Only the number is wanted: how many lines in the data contain "construção"?

#### RECORD LIST
— START —

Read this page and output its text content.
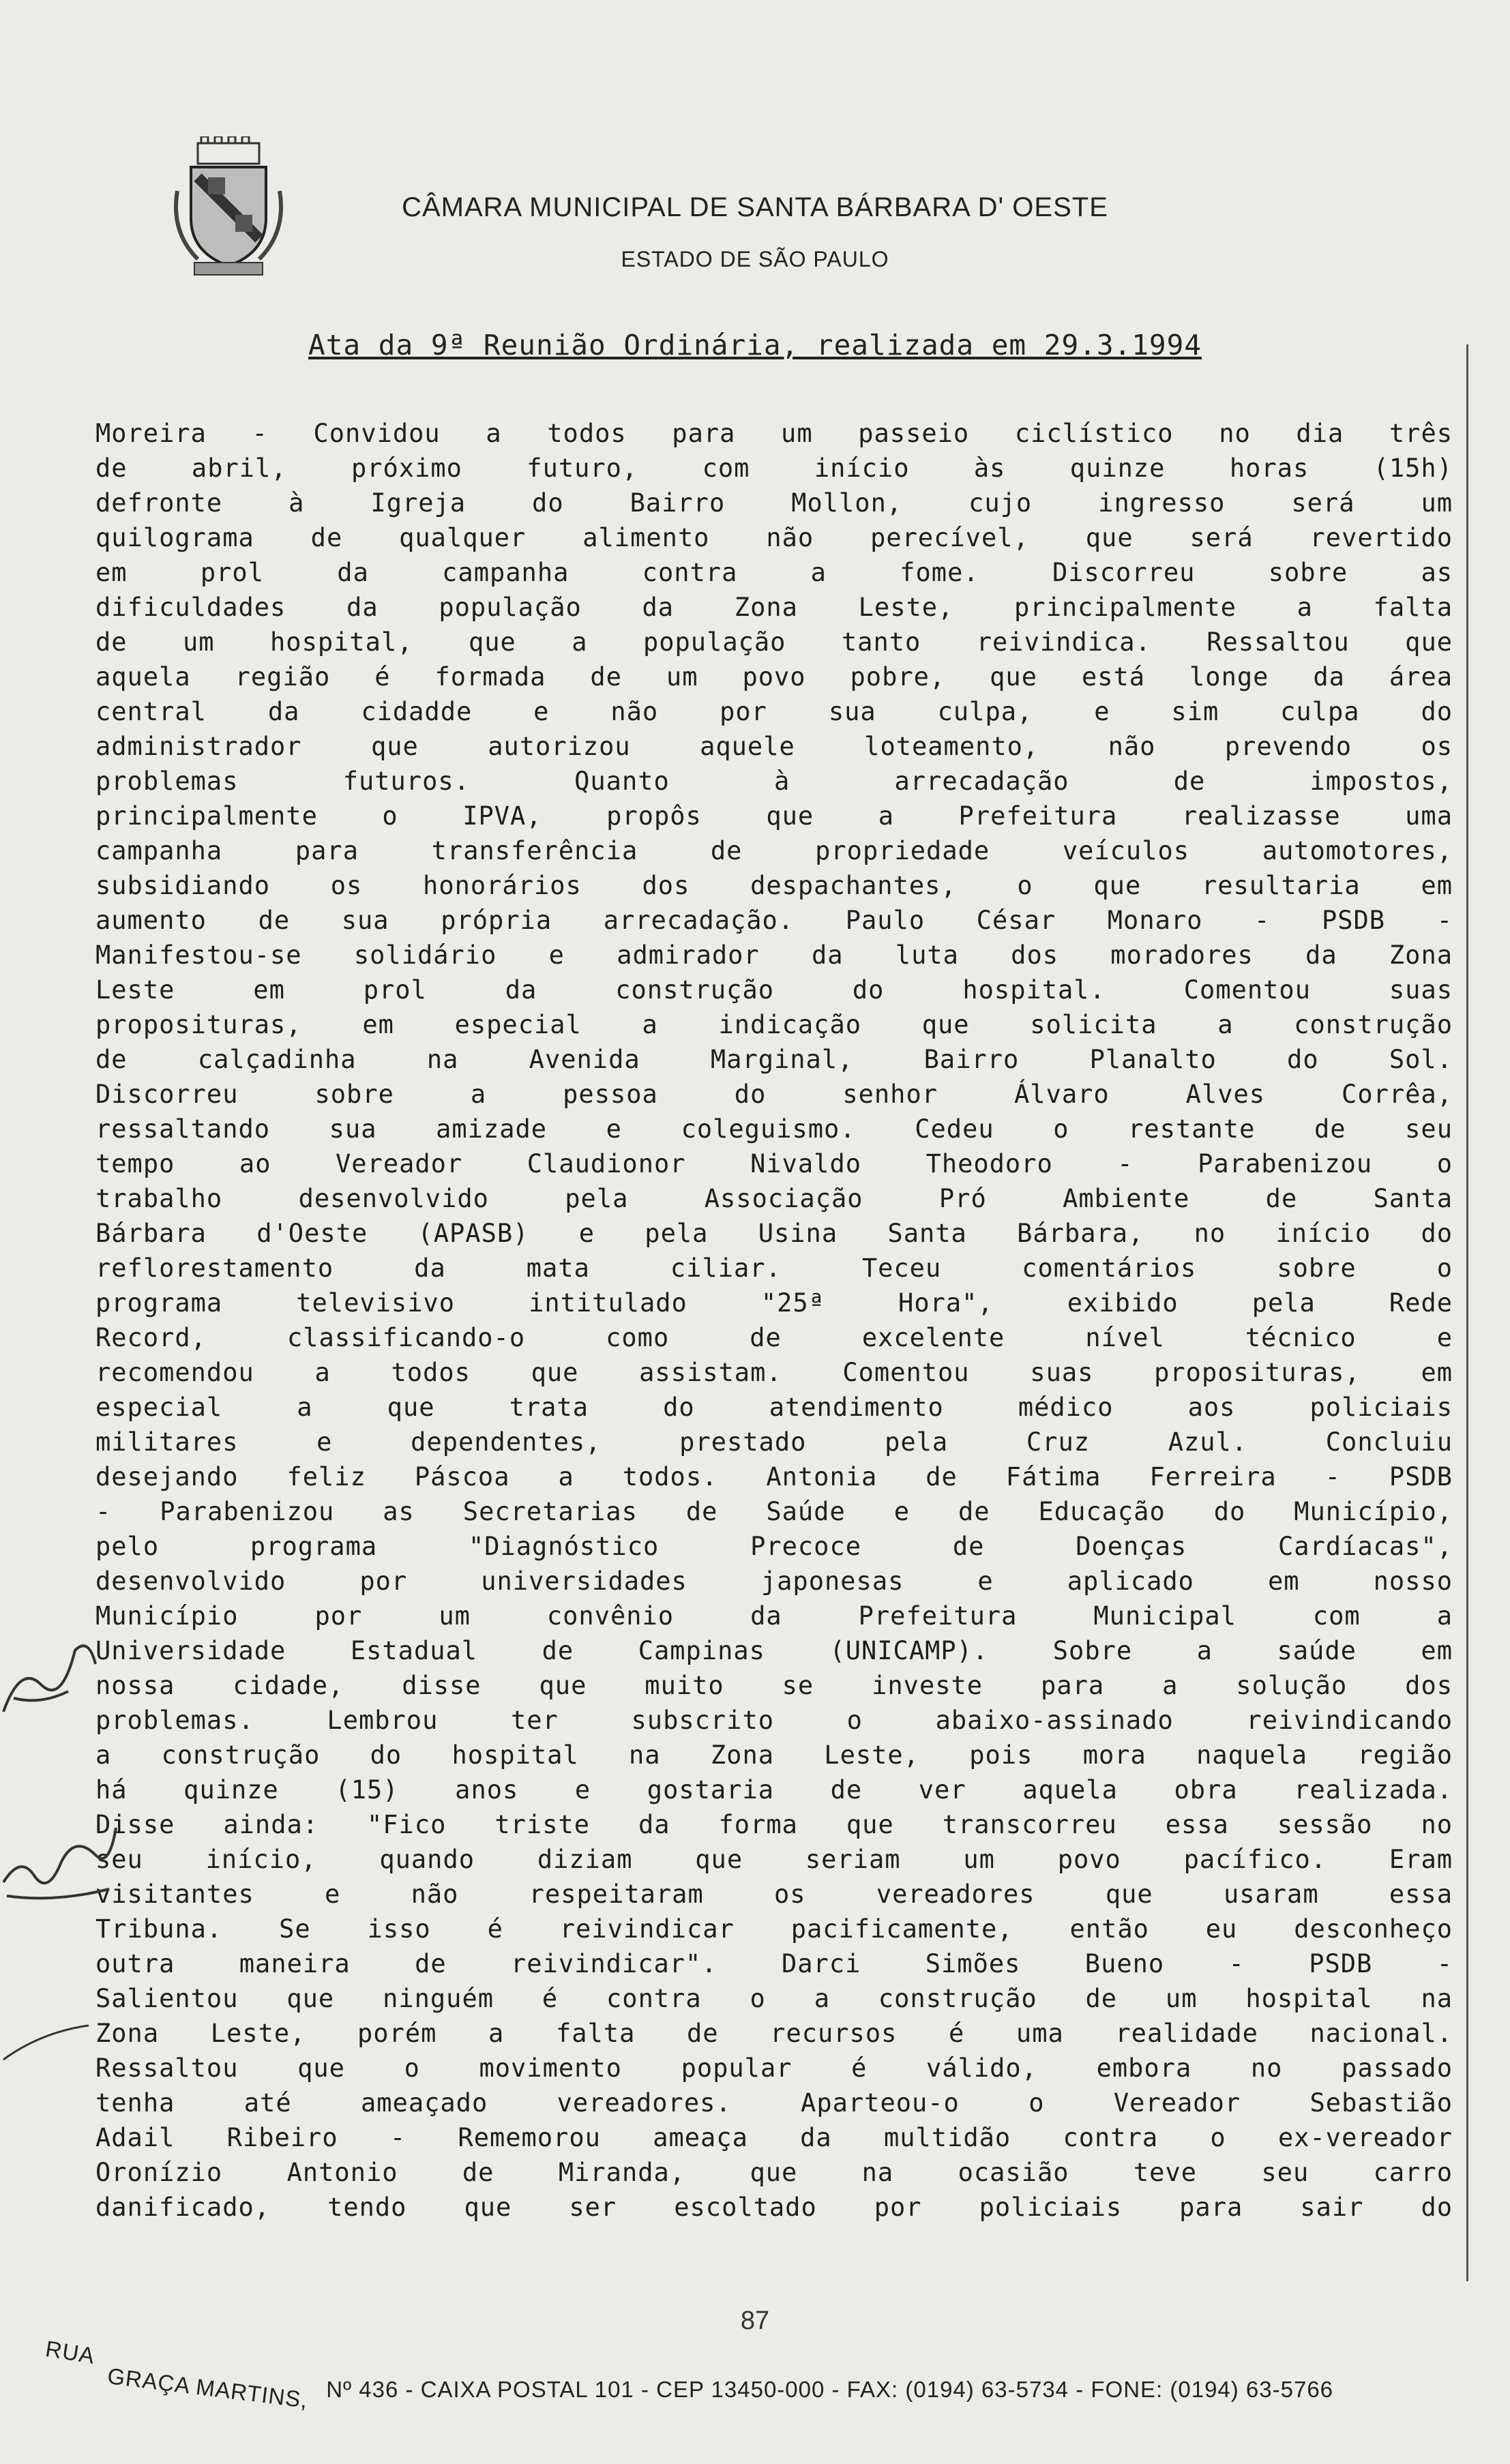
CÂMARA MUNICIPAL DE SANTA BÁRBARA D' OESTE
ESTADO DE SÃO PAULO
Ata da 9ª Reunião Ordinária, realizada em 29.3.1994
Moreira - Convidou a todos para um passeio ciclístico no dia três
de abril, próximo futuro, com início às quinze horas (15h)
defronte à Igreja do Bairro Mollon, cujo ingresso será um
quilograma de qualquer alimento não perecível, que será revertido
em prol da campanha contra a fome. Discorreu sobre as
dificuldades da população da Zona Leste, principalmente a falta
de um hospital, que a população tanto reivindica. Ressaltou que
aquela região é formada de um povo pobre, que está longe da área
central da cidadde e não por sua culpa, e sim culpa do
administrador que autorizou aquele loteamento, não prevendo os
problemas futuros. Quanto à arrecadação de impostos,
principalmente o IPVA, propôs que a Prefeitura realizasse uma
campanha para transferência de propriedade veículos automotores,
subsidiando os honorários dos despachantes, o que resultaria em
aumento de sua própria arrecadação. Paulo César Monaro - PSDB -
Manifestou-se solidário e admirador da luta dos moradores da Zona
Leste em prol da construção do hospital. Comentou suas
proposituras, em especial a indicação que solicita a construção
de calçadinha na Avenida Marginal, Bairro Planalto do Sol.
Discorreu sobre a pessoa do senhor Álvaro Alves Corrêa,
ressaltando sua amizade e coleguismo. Cedeu o restante de seu
tempo ao Vereador Claudionor Nivaldo Theodoro - Parabenizou o
trabalho desenvolvido pela Associação Pró Ambiente de Santa
Bárbara d'Oeste (APASB) e pela Usina Santa Bárbara, no início do
reflorestamento da mata ciliar. Teceu comentários sobre o
programa televisivo intitulado "25ª Hora", exibido pela Rede
Record, classificando-o como de excelente nível técnico e
recomendou a todos que assistam. Comentou suas proposituras, em
especial a que trata do atendimento médico aos policiais
militares e dependentes, prestado pela Cruz Azul. Concluiu
desejando feliz Páscoa a todos. Antonia de Fátima Ferreira - PSDB
- Parabenizou as Secretarias de Saúde e de Educação do Município,
pelo programa "Diagnóstico Precoce de Doenças Cardíacas",
desenvolvido por universidades japonesas e aplicado em nosso
Município por um convênio da Prefeitura Municipal com a
Universidade Estadual de Campinas (UNICAMP). Sobre a saúde em
nossa cidade, disse que muito se investe para a solução dos
problemas. Lembrou ter subscrito o abaixo-assinado reivindicando
a construção do hospital na Zona Leste, pois mora naquela região
há quinze (15) anos e gostaria de ver aquela obra realizada.
Disse ainda: "Fico triste da forma que transcorreu essa sessão no
seu início, quando diziam que seriam um povo pacífico. Eram
visitantes e não respeitaram os vereadores que usaram essa
Tribuna. Se isso é reivindicar pacificamente, então eu desconheço
outra maneira de reivindicar". Darci Simões Bueno - PSDB -
Salientou que ninguém é contra o a construção de um hospital na
Zona Leste, porém a falta de recursos é uma realidade nacional.
Ressaltou que o movimento popular é válido, embora no passado
tenha até ameaçado vereadores. Aparteou-o o Vereador Sebastião
Adail Ribeiro - Rememorou ameaça da multidão contra o ex-vereador
Oronízio Antonio de Miranda, que na ocasião teve seu carro
danificado, tendo que ser escoltado por policiais para sair do
87
RUA
GRAÇA MARTINS, Nº 436 - CAIXA POSTAL 101 - CEP 13450-000 - FAX: (0194) 63-5734 - FONE: (0194) 63-5766
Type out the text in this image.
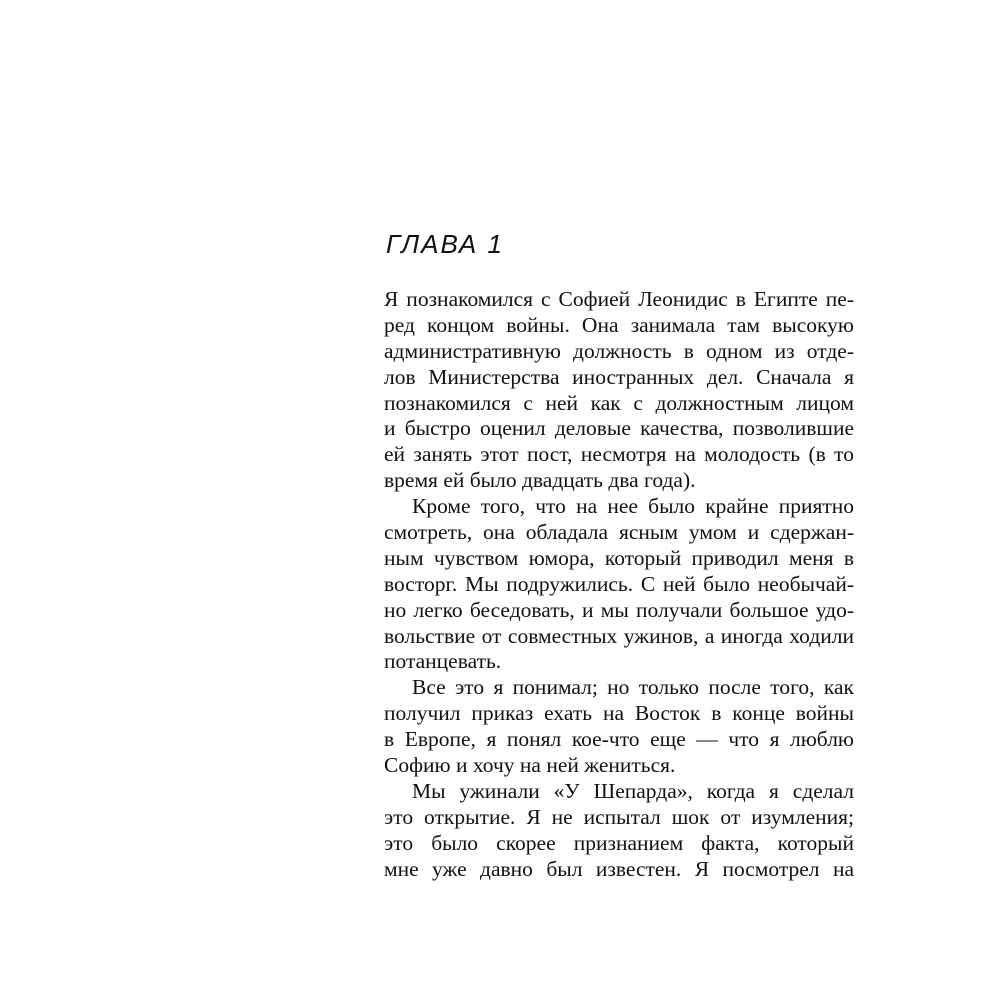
ГЛАВА 1
Я познакомился с Софией Леонидис в Египте пе-
ред концом войны. Она занимала там высокую
административную должность в одном из отде-
лов Министерства иностранных дел. Сначала я
познакомился с ней как с должностным лицом
и быстро оценил деловые качества, позволившие
ей занять этот пост, несмотря на молодость (в то
время ей было двадцать два года).
Кроме того, что на нее было крайне приятно
смотреть, она обладала ясным умом и сдержан-
ным чувством юмора, который приводил меня в
восторг. Мы подружились. С ней было необычай-
но легко беседовать, и мы получали большое удо-
вольствие от совместных ужинов, а иногда ходили
потанцевать.
Все это я понимал; но только после того, как
получил приказ ехать на Восток в конце войны
в Европе, я понял кое-что еще — что я люблю
Софию и хочу на ней жениться.
Мы ужинали «У Шепарда», когда я сделал
это открытие. Я не испытал шок от изумления;
это было скорее признанием факта, который
мне уже давно был известен. Я посмотрел на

— END —

#### SOLUTION FOR THIS PROBLEM
4